* Written request: Repeat every entry in the listing below, exactly.

* Supplied data:

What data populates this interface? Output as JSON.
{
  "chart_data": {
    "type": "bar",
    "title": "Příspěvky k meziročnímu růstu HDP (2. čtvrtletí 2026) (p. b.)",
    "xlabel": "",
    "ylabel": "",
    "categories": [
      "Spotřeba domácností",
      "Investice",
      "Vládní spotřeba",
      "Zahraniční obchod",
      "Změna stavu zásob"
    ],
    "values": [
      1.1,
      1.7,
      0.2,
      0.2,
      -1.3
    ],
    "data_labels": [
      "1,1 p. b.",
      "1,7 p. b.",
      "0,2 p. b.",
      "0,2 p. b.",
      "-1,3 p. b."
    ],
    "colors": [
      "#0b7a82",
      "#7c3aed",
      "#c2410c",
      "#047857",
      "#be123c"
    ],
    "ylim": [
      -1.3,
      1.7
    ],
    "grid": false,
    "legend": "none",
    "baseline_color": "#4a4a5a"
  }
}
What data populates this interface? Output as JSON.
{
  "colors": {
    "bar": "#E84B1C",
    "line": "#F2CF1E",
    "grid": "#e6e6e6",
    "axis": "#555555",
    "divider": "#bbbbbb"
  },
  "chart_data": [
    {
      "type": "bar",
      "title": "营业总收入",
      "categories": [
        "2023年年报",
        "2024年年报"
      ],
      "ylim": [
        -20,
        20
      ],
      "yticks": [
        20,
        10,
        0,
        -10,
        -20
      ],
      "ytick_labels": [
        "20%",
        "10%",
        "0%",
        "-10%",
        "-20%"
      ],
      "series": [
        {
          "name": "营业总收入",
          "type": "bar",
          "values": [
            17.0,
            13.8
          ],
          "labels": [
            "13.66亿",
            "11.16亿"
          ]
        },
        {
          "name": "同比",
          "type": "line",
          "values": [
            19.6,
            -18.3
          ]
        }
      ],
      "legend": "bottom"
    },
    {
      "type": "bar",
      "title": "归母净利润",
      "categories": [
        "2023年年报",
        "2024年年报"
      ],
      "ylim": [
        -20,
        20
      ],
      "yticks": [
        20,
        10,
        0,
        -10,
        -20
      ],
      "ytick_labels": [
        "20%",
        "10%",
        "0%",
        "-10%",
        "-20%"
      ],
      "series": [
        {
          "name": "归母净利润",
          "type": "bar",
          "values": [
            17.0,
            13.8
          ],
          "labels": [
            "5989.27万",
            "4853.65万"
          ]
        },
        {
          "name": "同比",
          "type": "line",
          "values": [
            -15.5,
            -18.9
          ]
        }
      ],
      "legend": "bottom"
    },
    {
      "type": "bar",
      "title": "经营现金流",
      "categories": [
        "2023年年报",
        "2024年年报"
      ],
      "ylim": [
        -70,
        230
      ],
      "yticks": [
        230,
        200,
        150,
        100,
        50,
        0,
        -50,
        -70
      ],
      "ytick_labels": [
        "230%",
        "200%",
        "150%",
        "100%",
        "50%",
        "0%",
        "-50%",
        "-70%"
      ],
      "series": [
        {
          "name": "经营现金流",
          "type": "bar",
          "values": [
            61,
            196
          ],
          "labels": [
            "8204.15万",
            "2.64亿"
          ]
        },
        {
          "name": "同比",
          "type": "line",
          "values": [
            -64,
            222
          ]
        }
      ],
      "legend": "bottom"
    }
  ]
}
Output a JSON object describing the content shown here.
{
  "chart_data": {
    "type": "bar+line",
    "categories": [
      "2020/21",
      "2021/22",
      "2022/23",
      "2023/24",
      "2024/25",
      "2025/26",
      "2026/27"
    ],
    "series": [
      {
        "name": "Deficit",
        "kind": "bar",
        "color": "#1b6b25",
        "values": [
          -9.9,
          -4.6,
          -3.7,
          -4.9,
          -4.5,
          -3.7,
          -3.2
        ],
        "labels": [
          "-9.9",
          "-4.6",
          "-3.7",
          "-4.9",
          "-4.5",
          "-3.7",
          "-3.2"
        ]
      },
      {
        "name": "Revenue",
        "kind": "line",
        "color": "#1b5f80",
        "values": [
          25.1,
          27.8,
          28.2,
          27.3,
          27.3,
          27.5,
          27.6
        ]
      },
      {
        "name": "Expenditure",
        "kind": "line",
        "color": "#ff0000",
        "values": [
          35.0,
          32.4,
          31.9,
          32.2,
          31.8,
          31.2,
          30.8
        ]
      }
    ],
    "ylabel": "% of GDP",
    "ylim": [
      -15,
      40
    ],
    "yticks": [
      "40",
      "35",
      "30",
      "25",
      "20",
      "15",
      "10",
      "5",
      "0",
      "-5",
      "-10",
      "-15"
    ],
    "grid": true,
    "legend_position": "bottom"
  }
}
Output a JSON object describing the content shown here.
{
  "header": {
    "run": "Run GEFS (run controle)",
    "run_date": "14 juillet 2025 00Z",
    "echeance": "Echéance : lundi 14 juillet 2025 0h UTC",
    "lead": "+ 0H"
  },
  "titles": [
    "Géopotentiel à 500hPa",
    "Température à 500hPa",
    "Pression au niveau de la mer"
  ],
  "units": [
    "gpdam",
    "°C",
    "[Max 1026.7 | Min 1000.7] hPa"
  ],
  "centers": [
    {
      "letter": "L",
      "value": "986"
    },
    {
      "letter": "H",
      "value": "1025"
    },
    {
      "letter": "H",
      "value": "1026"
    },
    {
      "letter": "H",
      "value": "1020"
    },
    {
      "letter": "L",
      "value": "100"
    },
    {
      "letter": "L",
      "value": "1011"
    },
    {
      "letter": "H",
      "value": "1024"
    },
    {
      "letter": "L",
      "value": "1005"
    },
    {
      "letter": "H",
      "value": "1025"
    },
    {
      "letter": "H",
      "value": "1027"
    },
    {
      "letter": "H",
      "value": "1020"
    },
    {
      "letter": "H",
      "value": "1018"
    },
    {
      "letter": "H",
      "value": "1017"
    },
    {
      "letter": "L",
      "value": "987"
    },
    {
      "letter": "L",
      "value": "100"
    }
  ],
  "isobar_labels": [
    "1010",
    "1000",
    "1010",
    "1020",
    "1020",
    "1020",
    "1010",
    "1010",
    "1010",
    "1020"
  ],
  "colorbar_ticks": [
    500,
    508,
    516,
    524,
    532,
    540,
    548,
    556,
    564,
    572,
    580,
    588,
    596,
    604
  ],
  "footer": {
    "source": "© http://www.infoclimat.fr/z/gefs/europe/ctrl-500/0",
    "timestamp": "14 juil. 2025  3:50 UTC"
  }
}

* Result for this exercise:
What data populates this interface? Output as JSON.
{
  "chart_data": {
    "type": "bar",
    "title": "Příspěvky k meziročnímu růstu HDP (2. čtvrtletí 2026) (p. b.)",
    "xlabel": "",
    "ylabel": "",
    "categories": [
      "Spotřeba domácností",
      "Investice",
      "Vládní spotřeba",
      "Zahraniční obchod",
      "Změna stavu zásob"
    ],
    "values": [
      1.1,
      1.7,
      0.2,
      0.2,
      -1.3
    ],
    "data_labels": [
      "1,1 p. b.",
      "1,7 p. b.",
      "0,2 p. b.",
      "0,2 p. b.",
      "-1,3 p. b."
    ],
    "colors": [
      "#0b7a82",
      "#7c3aed",
      "#c2410c",
      "#047857",
      "#be123c"
    ],
    "ylim": [
      -1.3,
      1.7
    ],
    "grid": false,
    "legend": "none",
    "baseline_color": "#4a4a5a"
  }
}
What data populates this interface? Output as JSON.
{
  "colors": {
    "bar": "#E84B1C",
    "line": "#F2CF1E",
    "grid": "#e6e6e6",
    "axis": "#555555",
    "divider": "#bbbbbb"
  },
  "chart_data": [
    {
      "type": "bar",
      "title": "营业总收入",
      "categories": [
        "2023年年报",
        "2024年年报"
      ],
      "ylim": [
        -20,
        20
      ],
      "yticks": [
        20,
        10,
        0,
        -10,
        -20
      ],
      "ytick_labels": [
        "20%",
        "10%",
        "0%",
        "-10%",
        "-20%"
      ],
      "series": [
        {
          "name": "营业总收入",
          "type": "bar",
          "values": [
            17.0,
            13.8
          ],
          "labels": [
            "13.66亿",
            "11.16亿"
          ]
        },
        {
          "name": "同比",
          "type": "line",
          "values": [
            19.6,
            -18.3
          ]
        }
      ],
      "legend": "bottom"
    },
    {
      "type": "bar",
      "title": "归母净利润",
      "categories": [
        "2023年年报",
        "2024年年报"
      ],
      "ylim": [
        -20,
        20
      ],
      "yticks": [
        20,
        10,
        0,
        -10,
        -20
      ],
      "ytick_labels": [
        "20%",
        "10%",
        "0%",
        "-10%",
        "-20%"
      ],
      "series": [
        {
          "name": "归母净利润",
          "type": "bar",
          "values": [
            17.0,
            13.8
          ],
          "labels": [
            "5989.27万",
            "4853.65万"
          ]
        },
        {
          "name": "同比",
          "type": "line",
          "values": [
            -15.5,
            -18.9
          ]
        }
      ],
      "legend": "bottom"
    },
    {
      "type": "bar",
      "title": "经营现金流",
      "categories": [
        "2023年年报",
        "2024年年报"
      ],
      "ylim": [
        -70,
        230
      ],
      "yticks": [
        230,
        200,
        150,
        100,
        50,
        0,
        -50,
        -70
      ],
      "ytick_labels": [
        "230%",
        "200%",
        "150%",
        "100%",
        "50%",
        "0%",
        "-50%",
        "-70%"
      ],
      "series": [
        {
          "name": "经营现金流",
          "type": "bar",
          "values": [
            61,
            196
          ],
          "labels": [
            "8204.15万",
            "2.64亿"
          ]
        },
        {
          "name": "同比",
          "type": "line",
          "values": [
            -64,
            222
          ]
        }
      ],
      "legend": "bottom"
    }
  ]
}
Output a JSON object describing the content shown here.
{
  "chart_data": {
    "type": "bar+line",
    "categories": [
      "2020/21",
      "2021/22",
      "2022/23",
      "2023/24",
      "2024/25",
      "2025/26",
      "2026/27"
    ],
    "series": [
      {
        "name": "Deficit",
        "kind": "bar",
        "color": "#1b6b25",
        "values": [
          -9.9,
          -4.6,
          -3.7,
          -4.9,
          -4.5,
          -3.7,
          -3.2
        ],
        "labels": [
          "-9.9",
          "-4.6",
          "-3.7",
          "-4.9",
          "-4.5",
          "-3.7",
          "-3.2"
        ]
      },
      {
        "name": "Revenue",
        "kind": "line",
        "color": "#1b5f80",
        "values": [
          25.1,
          27.8,
          28.2,
          27.3,
          27.3,
          27.5,
          27.6
        ]
      },
      {
        "name": "Expenditure",
        "kind": "line",
        "color": "#ff0000",
        "values": [
          35.0,
          32.4,
          31.9,
          32.2,
          31.8,
          31.2,
          30.8
        ]
      }
    ],
    "ylabel": "% of GDP",
    "ylim": [
      -15,
      40
    ],
    "yticks": [
      "40",
      "35",
      "30",
      "25",
      "20",
      "15",
      "10",
      "5",
      "0",
      "-5",
      "-10",
      "-15"
    ],
    "grid": true,
    "legend_position": "bottom"
  }
}
Output a JSON object describing the content shown here.
{
  "header": {
    "run": "Run GEFS (run controle)",
    "run_date": "14 juillet 2025 00Z",
    "echeance": "Echéance : lundi 14 juillet 2025 0h UTC",
    "lead": "+ 0H"
  },
  "titles": [
    "Géopotentiel à 500hPa",
    "Température à 500hPa",
    "Pression au niveau de la mer"
  ],
  "units": [
    "gpdam",
    "°C",
    "[Max 1026.7 | Min 1000.7] hPa"
  ],
  "centers": [
    {
      "letter": "L",
      "value": "986"
    },
    {
      "letter": "H",
      "value": "1025"
    },
    {
      "letter": "H",
      "value": "1026"
    },
    {
      "letter": "H",
      "value": "1020"
    },
    {
      "letter": "L",
      "value": "100"
    },
    {
      "letter": "L",
      "value": "1011"
    },
    {
      "letter": "H",
      "value": "1024"
    },
    {
      "letter": "L",
      "value": "1005"
    },
    {
      "letter": "H",
      "value": "1025"
    },
    {
      "letter": "H",
      "value": "1027"
    },
    {
      "letter": "H",
      "value": "1020"
    },
    {
      "letter": "H",
      "value": "1018"
    },
    {
      "letter": "H",
      "value": "1017"
    },
    {
      "letter": "L",
      "value": "987"
    },
    {
      "letter": "L",
      "value": "100"
    }
  ],
  "isobar_labels": [
    "1010",
    "1000",
    "1010",
    "1020",
    "1020",
    "1020",
    "1010",
    "1010",
    "1010",
    "1020"
  ],
  "colorbar_ticks": [
    500,
    508,
    516,
    524,
    532,
    540,
    548,
    556,
    564,
    572,
    580,
    588,
    596,
    604
  ],
  "footer": {
    "source": "© http://www.infoclimat.fr/z/gefs/europe/ctrl-500/0",
    "timestamp": "14 juil. 2025  3:50 UTC"
  }
}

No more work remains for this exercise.